+++ MATERIAL FOR THIS TASK +++

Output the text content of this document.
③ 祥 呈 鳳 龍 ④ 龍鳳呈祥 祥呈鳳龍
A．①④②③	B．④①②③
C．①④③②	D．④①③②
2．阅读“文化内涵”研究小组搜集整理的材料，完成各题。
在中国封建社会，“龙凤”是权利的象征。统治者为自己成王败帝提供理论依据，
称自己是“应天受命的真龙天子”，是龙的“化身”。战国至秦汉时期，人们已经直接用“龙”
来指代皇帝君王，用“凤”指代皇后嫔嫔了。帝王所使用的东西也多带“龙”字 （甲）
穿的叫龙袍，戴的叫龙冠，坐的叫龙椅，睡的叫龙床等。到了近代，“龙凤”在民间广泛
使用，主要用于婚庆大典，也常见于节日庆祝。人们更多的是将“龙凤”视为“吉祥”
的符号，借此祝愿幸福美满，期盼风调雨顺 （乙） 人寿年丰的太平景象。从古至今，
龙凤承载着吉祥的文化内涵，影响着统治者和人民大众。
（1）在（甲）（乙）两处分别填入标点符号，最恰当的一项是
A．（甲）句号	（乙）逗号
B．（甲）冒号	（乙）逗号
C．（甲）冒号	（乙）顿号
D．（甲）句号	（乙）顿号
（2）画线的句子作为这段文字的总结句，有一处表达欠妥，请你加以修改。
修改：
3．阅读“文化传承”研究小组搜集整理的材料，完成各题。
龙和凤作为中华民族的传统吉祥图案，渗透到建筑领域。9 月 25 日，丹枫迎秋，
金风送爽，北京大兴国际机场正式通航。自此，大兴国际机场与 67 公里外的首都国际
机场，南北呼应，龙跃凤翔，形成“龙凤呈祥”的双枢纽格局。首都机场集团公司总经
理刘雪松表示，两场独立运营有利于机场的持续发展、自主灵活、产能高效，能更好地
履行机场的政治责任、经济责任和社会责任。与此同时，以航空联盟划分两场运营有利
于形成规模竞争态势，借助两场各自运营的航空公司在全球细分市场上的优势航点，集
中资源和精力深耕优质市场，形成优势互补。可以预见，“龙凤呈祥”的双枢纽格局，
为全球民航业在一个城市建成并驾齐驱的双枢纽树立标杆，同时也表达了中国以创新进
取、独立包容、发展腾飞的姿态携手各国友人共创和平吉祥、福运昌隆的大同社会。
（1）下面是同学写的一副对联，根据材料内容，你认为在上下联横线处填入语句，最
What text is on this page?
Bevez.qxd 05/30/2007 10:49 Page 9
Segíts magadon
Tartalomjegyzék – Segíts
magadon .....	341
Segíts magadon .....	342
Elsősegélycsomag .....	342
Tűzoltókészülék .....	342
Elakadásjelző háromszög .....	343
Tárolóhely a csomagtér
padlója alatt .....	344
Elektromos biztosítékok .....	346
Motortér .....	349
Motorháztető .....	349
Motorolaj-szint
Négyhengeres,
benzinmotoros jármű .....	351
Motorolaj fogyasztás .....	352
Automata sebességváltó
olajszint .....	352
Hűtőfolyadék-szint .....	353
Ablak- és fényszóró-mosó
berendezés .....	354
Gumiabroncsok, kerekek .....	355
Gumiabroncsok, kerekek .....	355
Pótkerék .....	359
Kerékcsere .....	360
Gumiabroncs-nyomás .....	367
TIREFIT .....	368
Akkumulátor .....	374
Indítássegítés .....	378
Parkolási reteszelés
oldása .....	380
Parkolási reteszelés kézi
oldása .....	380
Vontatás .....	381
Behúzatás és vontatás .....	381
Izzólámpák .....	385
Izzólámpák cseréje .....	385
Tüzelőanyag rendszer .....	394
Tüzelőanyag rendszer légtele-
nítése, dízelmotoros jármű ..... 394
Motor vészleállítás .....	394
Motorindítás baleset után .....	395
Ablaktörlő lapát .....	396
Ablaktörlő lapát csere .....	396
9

+++

→ **TASK**: Reproduce the records word for word.

→ **TASK RESULT**:
Output the text content of this document.
③ 祥 呈 鳳 龍 ④ 龍鳳呈祥 祥呈鳳龍
A．①④②③	B．④①②③
C．①④③②	D．④①③②
2．阅读“文化内涵”研究小组搜集整理的材料，完成各题。
在中国封建社会，“龙凤”是权利的象征。统治者为自己成王败帝提供理论依据，
称自己是“应天受命的真龙天子”，是龙的“化身”。战国至秦汉时期，人们已经直接用“龙”
来指代皇帝君王，用“凤”指代皇后嫔嫔了。帝王所使用的东西也多带“龙”字 （甲）
穿的叫龙袍，戴的叫龙冠，坐的叫龙椅，睡的叫龙床等。到了近代，“龙凤”在民间广泛
使用，主要用于婚庆大典，也常见于节日庆祝。人们更多的是将“龙凤”视为“吉祥”
的符号，借此祝愿幸福美满，期盼风调雨顺 （乙） 人寿年丰的太平景象。从古至今，
龙凤承载着吉祥的文化内涵，影响着统治者和人民大众。
（1）在（甲）（乙）两处分别填入标点符号，最恰当的一项是
A．（甲）句号	（乙）逗号
B．（甲）冒号	（乙）逗号
C．（甲）冒号	（乙）顿号
D．（甲）句号	（乙）顿号
（2）画线的句子作为这段文字的总结句，有一处表达欠妥，请你加以修改。
修改：
3．阅读“文化传承”研究小组搜集整理的材料，完成各题。
龙和凤作为中华民族的传统吉祥图案，渗透到建筑领域。9 月 25 日，丹枫迎秋，
金风送爽，北京大兴国际机场正式通航。自此，大兴国际机场与 67 公里外的首都国际
机场，南北呼应，龙跃凤翔，形成“龙凤呈祥”的双枢纽格局。首都机场集团公司总经
理刘雪松表示，两场独立运营有利于机场的持续发展、自主灵活、产能高效，能更好地
履行机场的政治责任、经济责任和社会责任。与此同时，以航空联盟划分两场运营有利
于形成规模竞争态势，借助两场各自运营的航空公司在全球细分市场上的优势航点，集
中资源和精力深耕优质市场，形成优势互补。可以预见，“龙凤呈祥”的双枢纽格局，
为全球民航业在一个城市建成并驾齐驱的双枢纽树立标杆，同时也表达了中国以创新进
取、独立包容、发展腾飞的姿态携手各国友人共创和平吉祥、福运昌隆的大同社会。
（1）下面是同学写的一副对联，根据材料内容，你认为在上下联横线处填入语句，最
What text is on this page?
Bevez.qxd 05/30/2007 10:49 Page 9
Segíts magadon
Tartalomjegyzék – Segíts
magadon .....	341
Segíts magadon .....	342
Elsősegélycsomag .....	342
Tűzoltókészülék .....	342
Elakadásjelző háromszög .....	343
Tárolóhely a csomagtér
padlója alatt .....	344
Elektromos biztosítékok .....	346
Motortér .....	349
Motorháztető .....	349
Motorolaj-szint
Négyhengeres,
benzinmotoros jármű .....	351
Motorolaj fogyasztás .....	352
Automata sebességváltó
olajszint .....	352
Hűtőfolyadék-szint .....	353
Ablak- és fényszóró-mosó
berendezés .....	354
Gumiabroncsok, kerekek .....	355
Gumiabroncsok, kerekek .....	355
Pótkerék .....	359
Kerékcsere .....	360
Gumiabroncs-nyomás .....	367
TIREFIT .....	368
Akkumulátor .....	374
Indítássegítés .....	378
Parkolási reteszelés
oldása .....	380
Parkolási reteszelés kézi
oldása .....	380
Vontatás .....	381
Behúzatás és vontatás .....	381
Izzólámpák .....	385
Izzólámpák cseréje .....	385
Tüzelőanyag rendszer .....	394
Tüzelőanyag rendszer légtele-
nítése, dízelmotoros jármű ..... 394
Motor vészleállítás .....	394
Motorindítás baleset után .....	395
Ablaktörlő lapát .....	396
Ablaktörlő lapát csere .....	396
9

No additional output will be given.